*Your objective*:
Write out every entry precisely as given, leaving the pictures out.

*The records*:
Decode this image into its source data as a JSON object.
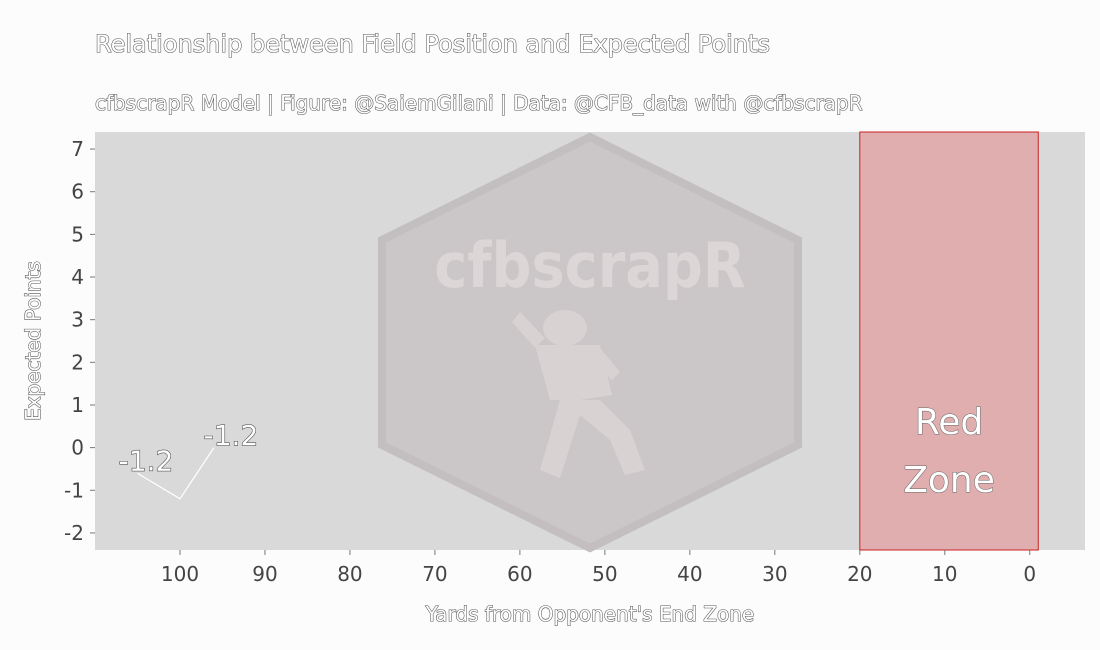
{
  "chart_data": {
    "type": "line",
    "title": "Relationship between Field Position and Expected Points",
    "subtitle": "cfbscrapR Model | Figure: @SaiemGilani | Data: @CFB_data with @cfbscrapR",
    "xlabel": "Yards from Opponent's End Zone",
    "ylabel": "Expected Points",
    "x_reversed": true,
    "xlim": [
      110,
      -6.5
    ],
    "ylim": [
      -2.4,
      7.4
    ],
    "x_ticks": [
      100,
      90,
      80,
      70,
      60,
      50,
      40,
      30,
      20,
      10,
      0
    ],
    "y_ticks": [
      -2,
      -1,
      0,
      1,
      2,
      3,
      4,
      5,
      6,
      7
    ],
    "grid": false,
    "panel_background": "#d9d9d9",
    "watermark_text": "cfbscrapR",
    "series": [
      {
        "x": [
          105,
          100,
          96
        ],
        "y": [
          -0.6,
          -1.2,
          0.0
        ],
        "color": "#ffffff"
      }
    ],
    "annotations": [
      {
        "text": "-1.2",
        "x": 104,
        "y": -0.3
      },
      {
        "text": "-1.2",
        "x": 94,
        "y": 0.3
      }
    ],
    "region": {
      "label_lines": [
        "Red",
        "Zone"
      ],
      "x_from": 20,
      "x_to": -1,
      "fill": "#e0aeae",
      "stroke": "#cc2222"
    }
  }
}
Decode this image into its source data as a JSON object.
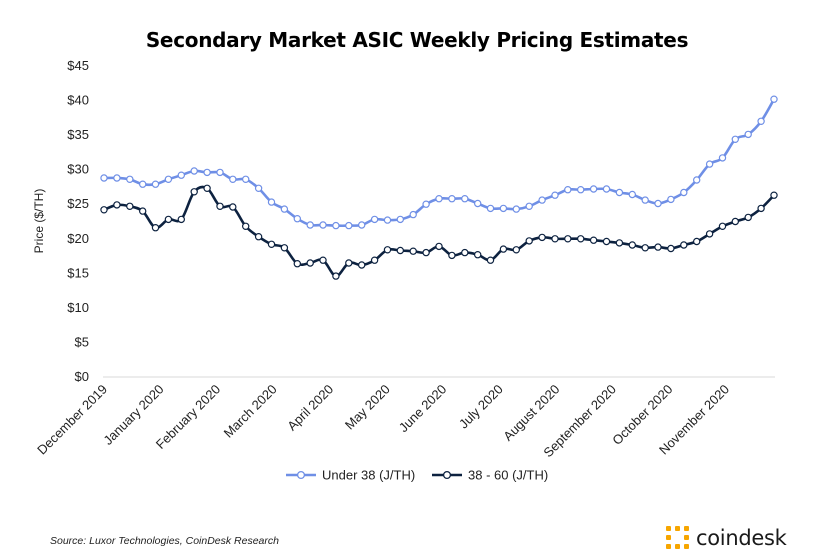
{
  "chart_data": {
    "type": "line",
    "title": "Secondary Market ASIC Weekly Pricing Estimates",
    "ylabel": "Price ($/TH)",
    "xlabel": "",
    "ylim": [
      0,
      45
    ],
    "yticks": [
      "$0",
      "$5",
      "$10",
      "$15",
      "$20",
      "$25",
      "$30",
      "$35",
      "$40",
      "$45"
    ],
    "grid": false,
    "legend_position": "bottom",
    "x_tick_labels": [
      "December 2019",
      "January 2020",
      "February 2020",
      "March 2020",
      "April 2020",
      "May 2020",
      "June 2020",
      "July 2020",
      "August 2020",
      "September 2020",
      "October 2020",
      "November 2020"
    ],
    "series": [
      {
        "name": "Under 38 (J/TH)",
        "color": "#6f8fe6",
        "values": [
          28.8,
          28.8,
          28.6,
          27.9,
          27.9,
          28.6,
          29.2,
          29.8,
          29.6,
          29.6,
          28.6,
          28.6,
          27.3,
          25.3,
          24.3,
          22.9,
          22.0,
          22.0,
          21.9,
          21.9,
          22.0,
          22.8,
          22.7,
          22.8,
          23.5,
          25.0,
          25.8,
          25.8,
          25.8,
          25.1,
          24.4,
          24.4,
          24.3,
          24.7,
          25.6,
          26.3,
          27.1,
          27.1,
          27.2,
          27.2,
          26.7,
          26.4,
          25.6,
          25.1,
          25.7,
          26.7,
          28.5,
          30.8,
          31.7,
          34.4,
          35.1,
          37.0,
          40.2
        ]
      },
      {
        "name": "38 - 60 (J/TH)",
        "color": "#0d2240",
        "values": [
          24.2,
          24.9,
          24.7,
          24.0,
          21.6,
          22.8,
          22.8,
          26.8,
          27.3,
          24.7,
          24.6,
          21.8,
          20.3,
          19.2,
          18.7,
          16.4,
          16.5,
          16.9,
          14.6,
          16.5,
          16.2,
          16.9,
          18.4,
          18.3,
          18.2,
          18.0,
          18.9,
          17.6,
          18.0,
          17.7,
          16.9,
          18.5,
          18.4,
          19.7,
          20.2,
          20.0,
          20.0,
          20.0,
          19.8,
          19.6,
          19.4,
          19.1,
          18.7,
          18.8,
          18.6,
          19.1,
          19.6,
          20.7,
          21.8,
          22.5,
          23.1,
          24.4,
          26.3
        ]
      }
    ]
  },
  "footer": {
    "source": "Source: Luxor Technologies, CoinDesk Research",
    "brand": "coindesk"
  }
}
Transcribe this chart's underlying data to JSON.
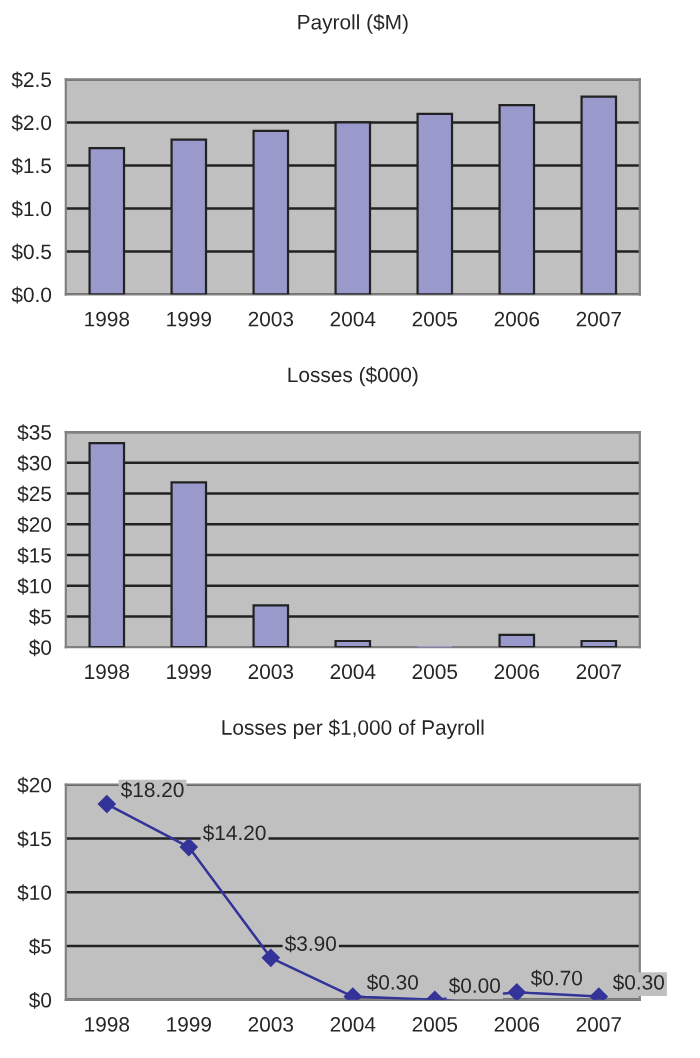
{
  "chart_data": [
    {
      "type": "bar",
      "title": "Payroll ($M)",
      "categories": [
        "1998",
        "1999",
        "2003",
        "2004",
        "2005",
        "2006",
        "2007"
      ],
      "values": [
        1.7,
        1.8,
        1.9,
        2.0,
        2.1,
        2.2,
        2.3
      ],
      "color": "#9999cc",
      "ylim": [
        0,
        2.5
      ],
      "yticks": [
        {
          "value": 0,
          "label": "$0.0"
        },
        {
          "value": 0.5,
          "label": "$0.5"
        },
        {
          "value": 1.0,
          "label": "$1.0"
        },
        {
          "value": 1.5,
          "label": "$1.5"
        },
        {
          "value": 2.0,
          "label": "$2.0"
        },
        {
          "value": 2.5,
          "label": "$2.5"
        }
      ],
      "grid": "y"
    },
    {
      "type": "bar",
      "title": "Losses ($000)",
      "categories": [
        "1998",
        "1999",
        "2003",
        "2004",
        "2005",
        "2006",
        "2007"
      ],
      "values": [
        33.2,
        26.8,
        6.8,
        1.0,
        0,
        2.0,
        1.0
      ],
      "color": "#9999cc",
      "ylim": [
        0,
        35
      ],
      "yticks": [
        {
          "value": 0,
          "label": "$0"
        },
        {
          "value": 5,
          "label": "$5"
        },
        {
          "value": 10,
          "label": "$10"
        },
        {
          "value": 15,
          "label": "$15"
        },
        {
          "value": 20,
          "label": "$20"
        },
        {
          "value": 25,
          "label": "$25"
        },
        {
          "value": 30,
          "label": "$30"
        },
        {
          "value": 35,
          "label": "$35"
        }
      ],
      "grid": "y"
    },
    {
      "type": "line",
      "title": "Losses per $1,000 of Payroll",
      "categories": [
        "1998",
        "1999",
        "2003",
        "2004",
        "2005",
        "2006",
        "2007"
      ],
      "values": [
        18.2,
        14.2,
        3.9,
        0.3,
        0.0,
        0.7,
        0.3
      ],
      "value_labels": [
        "$18.20",
        "$14.20",
        "$3.90",
        "$0.30",
        "$0.00",
        "$0.70",
        "$0.30"
      ],
      "color": "#333399",
      "marker": "diamond",
      "ylim": [
        0,
        20
      ],
      "yticks": [
        {
          "value": 0,
          "label": "$0"
        },
        {
          "value": 5,
          "label": "$5"
        },
        {
          "value": 10,
          "label": "$10"
        },
        {
          "value": 15,
          "label": "$15"
        },
        {
          "value": 20,
          "label": "$20"
        }
      ],
      "grid": "y"
    }
  ]
}
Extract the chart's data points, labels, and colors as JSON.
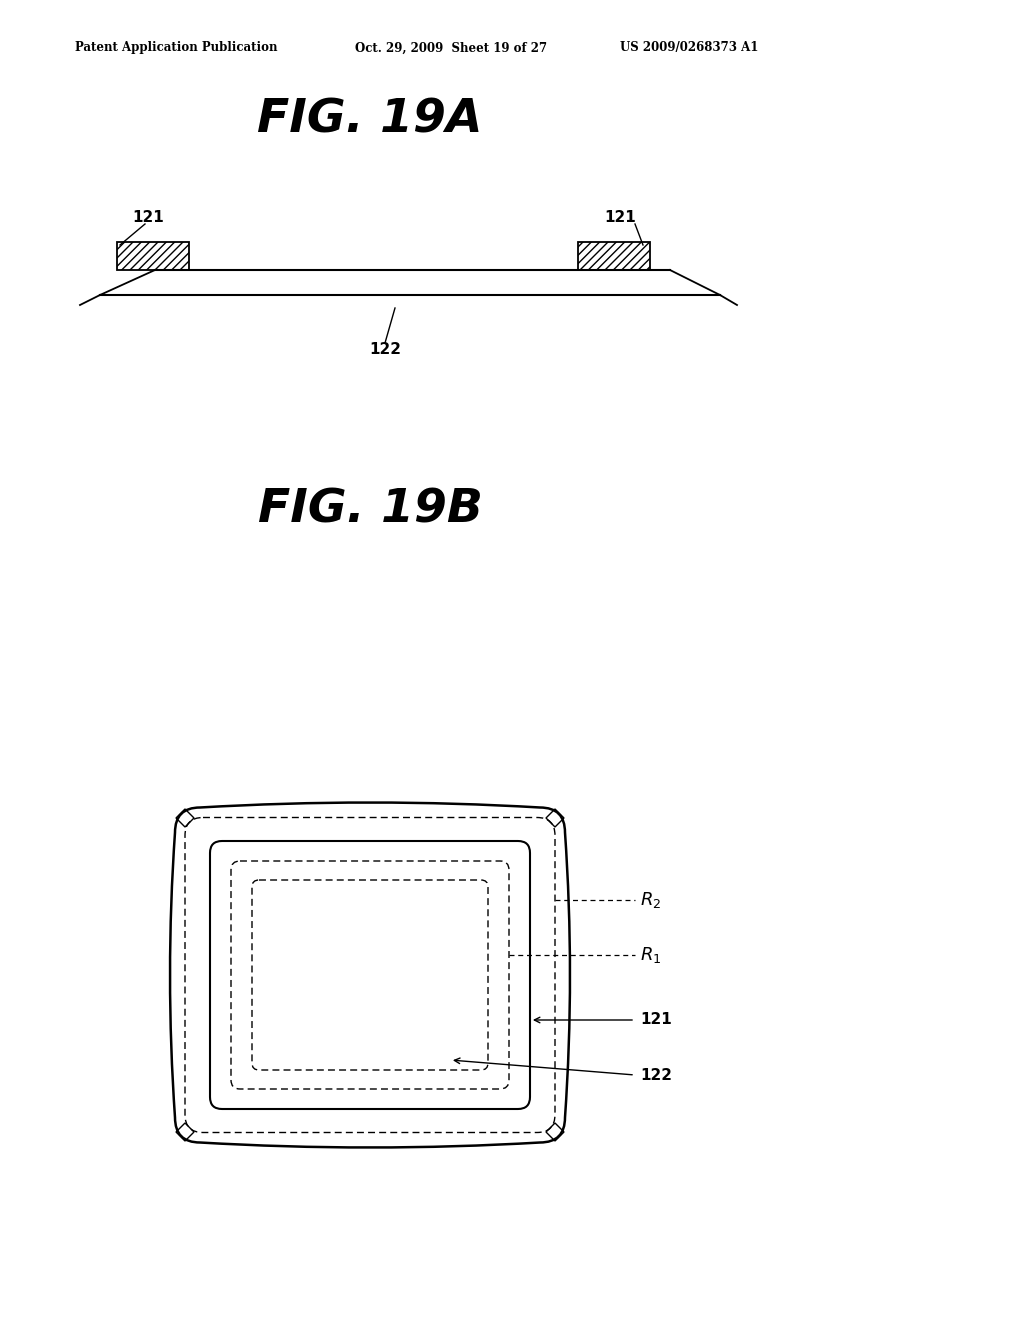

*Result of the task*:
Decode this image into its source data as a JSON object.
{
  "chart_data": {
    "type": "line",
    "title": "Relationship between Field Position and Expected Points",
    "subtitle": "cfbscrapR Model | Figure: @SaiemGilani | Data: @CFB_data with @cfbscrapR",
    "xlabel": "Yards from Opponent's End Zone",
    "ylabel": "Expected Points",
    "x_reversed": true,
    "xlim": [
      110,
      -6.5
    ],
    "ylim": [
      -2.4,
      7.4
    ],
    "x_ticks": [
      100,
      90,
      80,
      70,
      60,
      50,
      40,
      30,
      20,
      10,
      0
    ],
    "y_ticks": [
      -2,
      -1,
      0,
      1,
      2,
      3,
      4,
      5,
      6,
      7
    ],
    "grid": false,
    "panel_background": "#d9d9d9",
    "watermark_text": "cfbscrapR",
    "series": [
      {
        "x": [
          105,
          100,
          96
        ],
        "y": [
          -0.6,
          -1.2,
          0.0
        ],
        "color": "#ffffff"
      }
    ],
    "annotations": [
      {
        "text": "-1.2",
        "x": 104,
        "y": -0.3
      },
      {
        "text": "-1.2",
        "x": 94,
        "y": 0.3
      }
    ],
    "region": {
      "label_lines": [
        "Red",
        "Zone"
      ],
      "x_from": 20,
      "x_to": -1,
      "fill": "#e0aeae",
      "stroke": "#cc2222"
    }
  }
}
Decode this image into its source data as a JSON object.
{
  "chart_data": {
    "type": "line",
    "title": "Secondary Market ASIC Weekly Pricing Estimates",
    "ylabel": "Price ($/TH)",
    "xlabel": "",
    "ylim": [
      0,
      45
    ],
    "yticks": [
      "$0",
      "$5",
      "$10",
      "$15",
      "$20",
      "$25",
      "$30",
      "$35",
      "$40",
      "$45"
    ],
    "grid": false,
    "legend_position": "bottom",
    "x_tick_labels": [
      "December 2019",
      "January 2020",
      "February 2020",
      "March 2020",
      "April 2020",
      "May 2020",
      "June 2020",
      "July 2020",
      "August 2020",
      "September 2020",
      "October 2020",
      "November 2020"
    ],
    "series": [
      {
        "name": "Under 38 (J/TH)",
        "color": "#6f8fe6",
        "values": [
          28.8,
          28.8,
          28.6,
          27.9,
          27.9,
          28.6,
          29.2,
          29.8,
          29.6,
          29.6,
          28.6,
          28.6,
          27.3,
          25.3,
          24.3,
          22.9,
          22.0,
          22.0,
          21.9,
          21.9,
          22.0,
          22.8,
          22.7,
          22.8,
          23.5,
          25.0,
          25.8,
          25.8,
          25.8,
          25.1,
          24.4,
          24.4,
          24.3,
          24.7,
          25.6,
          26.3,
          27.1,
          27.1,
          27.2,
          27.2,
          26.7,
          26.4,
          25.6,
          25.1,
          25.7,
          26.7,
          28.5,
          30.8,
          31.7,
          34.4,
          35.1,
          37.0,
          40.2
        ]
      },
      {
        "name": "38 - 60 (J/TH)",
        "color": "#0d2240",
        "values": [
          24.2,
          24.9,
          24.7,
          24.0,
          21.6,
          22.8,
          22.8,
          26.8,
          27.3,
          24.7,
          24.6,
          21.8,
          20.3,
          19.2,
          18.7,
          16.4,
          16.5,
          16.9,
          14.6,
          16.5,
          16.2,
          16.9,
          18.4,
          18.3,
          18.2,
          18.0,
          18.9,
          17.6,
          18.0,
          17.7,
          16.9,
          18.5,
          18.4,
          19.7,
          20.2,
          20.0,
          20.0,
          20.0,
          19.8,
          19.6,
          19.4,
          19.1,
          18.7,
          18.8,
          18.6,
          19.1,
          19.6,
          20.7,
          21.8,
          22.5,
          23.1,
          24.4,
          26.3
        ]
      }
    ]
  },
  "footer": {
    "source": "Source: Luxor Technologies, CoinDesk Research",
    "brand": "coindesk"
  }
}
Transcribe this chart's underlying data to JSON.
{
  "chart_data": [
    {
      "type": "bar",
      "title": "Payroll ($M)",
      "categories": [
        "1998",
        "1999",
        "2003",
        "2004",
        "2005",
        "2006",
        "2007"
      ],
      "values": [
        1.7,
        1.8,
        1.9,
        2.0,
        2.1,
        2.2,
        2.3
      ],
      "color": "#9999cc",
      "ylim": [
        0,
        2.5
      ],
      "yticks": [
        {
          "value": 0,
          "label": "$0.0"
        },
        {
          "value": 0.5,
          "label": "$0.5"
        },
        {
          "value": 1.0,
          "label": "$1.0"
        },
        {
          "value": 1.5,
          "label": "$1.5"
        },
        {
          "value": 2.0,
          "label": "$2.0"
        },
        {
          "value": 2.5,
          "label": "$2.5"
        }
      ],
      "grid": "y"
    },
    {
      "type": "bar",
      "title": "Losses ($000)",
      "categories": [
        "1998",
        "1999",
        "2003",
        "2004",
        "2005",
        "2006",
        "2007"
      ],
      "values": [
        33.2,
        26.8,
        6.8,
        1.0,
        0,
        2.0,
        1.0
      ],
      "color": "#9999cc",
      "ylim": [
        0,
        35
      ],
      "yticks": [
        {
          "value": 0,
          "label": "$0"
        },
        {
          "value": 5,
          "label": "$5"
        },
        {
          "value": 10,
          "label": "$10"
        },
        {
          "value": 15,
          "label": "$15"
        },
        {
          "value": 20,
          "label": "$20"
        },
        {
          "value": 25,
          "label": "$25"
        },
        {
          "value": 30,
          "label": "$30"
        },
        {
          "value": 35,
          "label": "$35"
        }
      ],
      "grid": "y"
    },
    {
      "type": "line",
      "title": "Losses per $1,000 of Payroll",
      "categories": [
        "1998",
        "1999",
        "2003",
        "2004",
        "2005",
        "2006",
        "2007"
      ],
      "values": [
        18.2,
        14.2,
        3.9,
        0.3,
        0.0,
        0.7,
        0.3
      ],
      "value_labels": [
        "$18.20",
        "$14.20",
        "$3.90",
        "$0.30",
        "$0.00",
        "$0.70",
        "$0.30"
      ],
      "color": "#333399",
      "marker": "diamond",
      "ylim": [
        0,
        20
      ],
      "yticks": [
        {
          "value": 0,
          "label": "$0"
        },
        {
          "value": 5,
          "label": "$5"
        },
        {
          "value": 10,
          "label": "$10"
        },
        {
          "value": 15,
          "label": "$15"
        },
        {
          "value": 20,
          "label": "$20"
        }
      ],
      "grid": "y"
    }
  ]
}
Extract the chart's data points, labels, and colors as JSON.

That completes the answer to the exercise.